RECORDS FOR THIS TASK —
+--
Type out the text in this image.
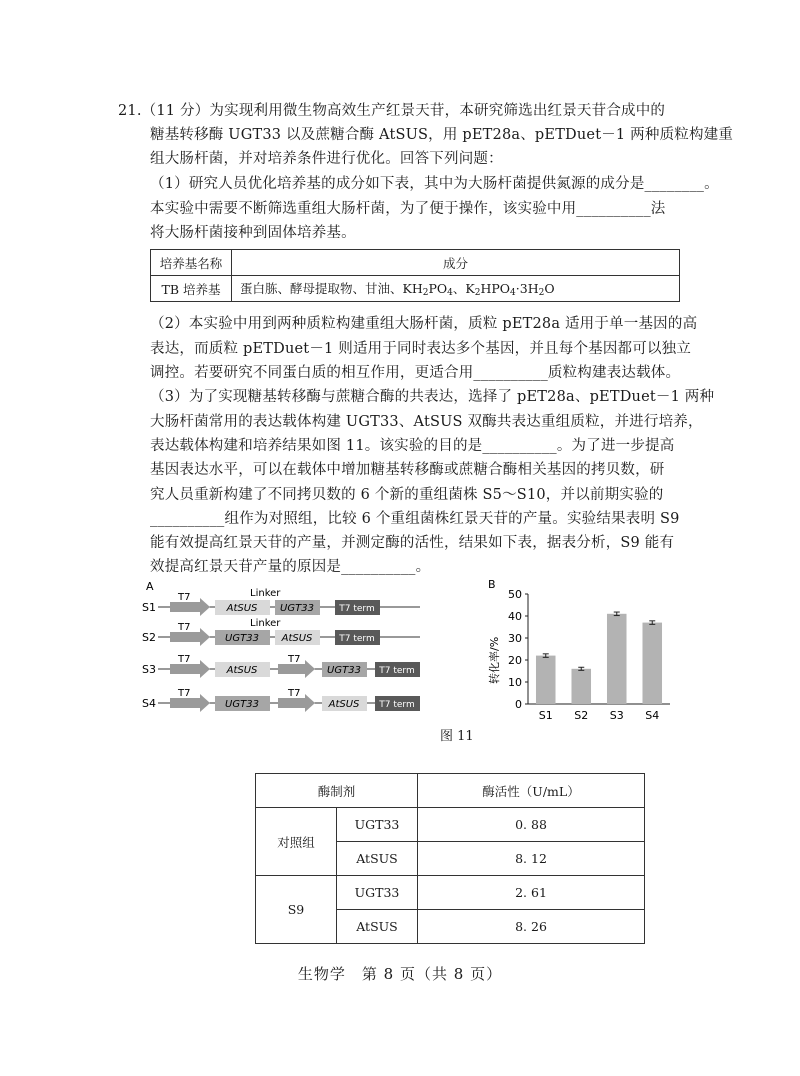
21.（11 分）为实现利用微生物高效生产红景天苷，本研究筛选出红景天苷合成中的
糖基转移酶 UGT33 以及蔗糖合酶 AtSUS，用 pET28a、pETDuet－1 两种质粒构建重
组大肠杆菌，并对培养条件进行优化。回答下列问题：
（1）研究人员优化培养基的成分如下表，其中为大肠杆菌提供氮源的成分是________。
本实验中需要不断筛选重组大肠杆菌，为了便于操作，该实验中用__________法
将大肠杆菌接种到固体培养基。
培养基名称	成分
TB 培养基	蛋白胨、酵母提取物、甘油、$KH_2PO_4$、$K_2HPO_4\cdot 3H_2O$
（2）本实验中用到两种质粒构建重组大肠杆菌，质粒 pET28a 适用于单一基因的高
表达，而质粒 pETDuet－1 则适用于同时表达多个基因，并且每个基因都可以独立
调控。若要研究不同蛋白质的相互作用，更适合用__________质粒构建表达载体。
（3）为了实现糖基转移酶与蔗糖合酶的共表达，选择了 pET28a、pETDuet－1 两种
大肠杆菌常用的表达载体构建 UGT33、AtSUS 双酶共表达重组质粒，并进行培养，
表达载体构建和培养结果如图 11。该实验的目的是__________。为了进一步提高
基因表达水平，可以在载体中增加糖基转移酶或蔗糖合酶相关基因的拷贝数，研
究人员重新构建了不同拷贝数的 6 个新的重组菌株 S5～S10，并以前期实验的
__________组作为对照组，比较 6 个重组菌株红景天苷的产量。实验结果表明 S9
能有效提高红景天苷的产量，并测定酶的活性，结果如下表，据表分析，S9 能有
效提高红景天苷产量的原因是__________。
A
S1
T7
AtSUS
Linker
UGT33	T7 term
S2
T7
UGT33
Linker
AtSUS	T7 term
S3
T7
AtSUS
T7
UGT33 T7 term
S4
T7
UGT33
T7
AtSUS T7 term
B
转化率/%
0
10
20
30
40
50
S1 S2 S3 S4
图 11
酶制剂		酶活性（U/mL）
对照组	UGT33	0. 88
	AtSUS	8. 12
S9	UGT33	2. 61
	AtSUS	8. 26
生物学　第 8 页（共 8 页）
+--
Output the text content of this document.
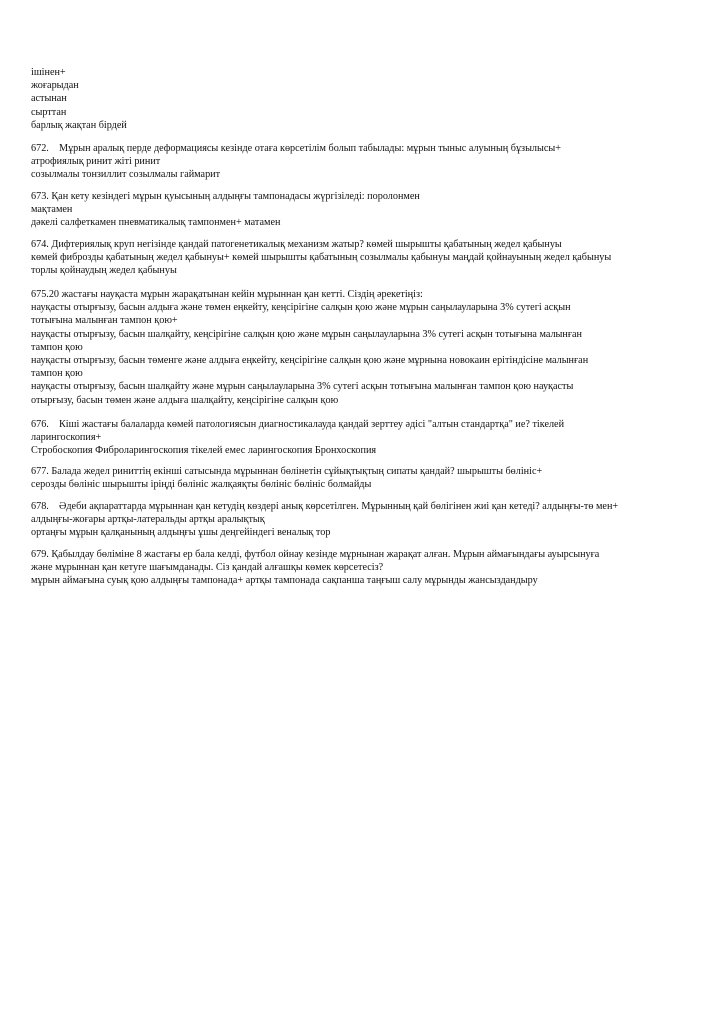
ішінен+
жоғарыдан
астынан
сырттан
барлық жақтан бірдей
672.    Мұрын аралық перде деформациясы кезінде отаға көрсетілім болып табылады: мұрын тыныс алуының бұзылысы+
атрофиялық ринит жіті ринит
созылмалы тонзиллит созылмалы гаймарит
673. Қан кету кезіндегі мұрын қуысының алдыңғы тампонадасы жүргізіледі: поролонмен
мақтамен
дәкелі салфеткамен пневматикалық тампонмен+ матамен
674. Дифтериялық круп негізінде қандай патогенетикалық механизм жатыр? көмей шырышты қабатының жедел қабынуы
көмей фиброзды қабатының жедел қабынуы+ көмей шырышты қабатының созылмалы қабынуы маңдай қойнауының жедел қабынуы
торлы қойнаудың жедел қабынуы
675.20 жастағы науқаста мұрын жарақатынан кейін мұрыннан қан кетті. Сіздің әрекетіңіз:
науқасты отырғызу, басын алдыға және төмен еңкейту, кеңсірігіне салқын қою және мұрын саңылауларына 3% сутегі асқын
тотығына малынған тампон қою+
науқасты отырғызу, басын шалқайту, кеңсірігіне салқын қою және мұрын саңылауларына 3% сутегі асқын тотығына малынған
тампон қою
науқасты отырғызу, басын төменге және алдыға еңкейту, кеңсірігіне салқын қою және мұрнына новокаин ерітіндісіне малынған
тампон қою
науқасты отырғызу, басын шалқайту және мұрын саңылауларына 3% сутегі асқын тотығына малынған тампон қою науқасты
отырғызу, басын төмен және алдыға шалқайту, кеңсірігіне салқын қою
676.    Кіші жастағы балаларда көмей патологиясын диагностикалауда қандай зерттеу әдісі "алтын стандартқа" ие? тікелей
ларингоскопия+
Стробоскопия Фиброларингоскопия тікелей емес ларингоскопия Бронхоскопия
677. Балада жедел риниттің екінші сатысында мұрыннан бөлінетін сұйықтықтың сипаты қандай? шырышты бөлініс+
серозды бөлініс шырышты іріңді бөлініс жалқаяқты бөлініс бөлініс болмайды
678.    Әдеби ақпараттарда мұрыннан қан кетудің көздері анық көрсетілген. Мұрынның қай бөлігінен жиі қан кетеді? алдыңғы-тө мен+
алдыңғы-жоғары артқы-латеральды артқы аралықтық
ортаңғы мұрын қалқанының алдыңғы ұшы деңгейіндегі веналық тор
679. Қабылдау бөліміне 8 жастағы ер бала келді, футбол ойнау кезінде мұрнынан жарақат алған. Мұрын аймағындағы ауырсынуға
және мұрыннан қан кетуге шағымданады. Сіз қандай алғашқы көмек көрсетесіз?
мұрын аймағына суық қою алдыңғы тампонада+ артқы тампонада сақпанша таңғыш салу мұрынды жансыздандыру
+--
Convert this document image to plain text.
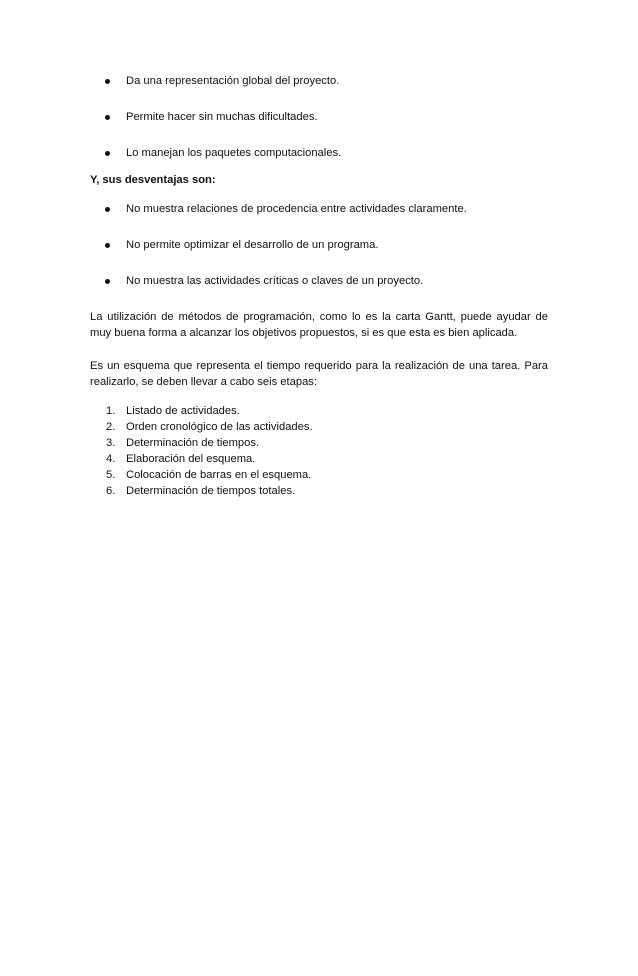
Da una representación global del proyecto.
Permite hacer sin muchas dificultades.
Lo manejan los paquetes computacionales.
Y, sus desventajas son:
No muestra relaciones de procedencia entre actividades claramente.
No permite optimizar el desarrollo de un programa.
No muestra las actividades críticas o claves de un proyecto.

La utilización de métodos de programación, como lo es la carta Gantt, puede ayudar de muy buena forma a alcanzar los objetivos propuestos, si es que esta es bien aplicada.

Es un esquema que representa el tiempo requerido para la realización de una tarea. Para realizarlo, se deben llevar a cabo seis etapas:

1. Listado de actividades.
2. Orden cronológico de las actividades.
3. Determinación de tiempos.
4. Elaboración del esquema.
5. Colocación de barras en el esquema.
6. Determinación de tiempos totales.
+--
TO BE DONE — Each line that contains the word "алдыңғы" counts toward the total; give only that total.

RESPONSE TO THIS TASK — 5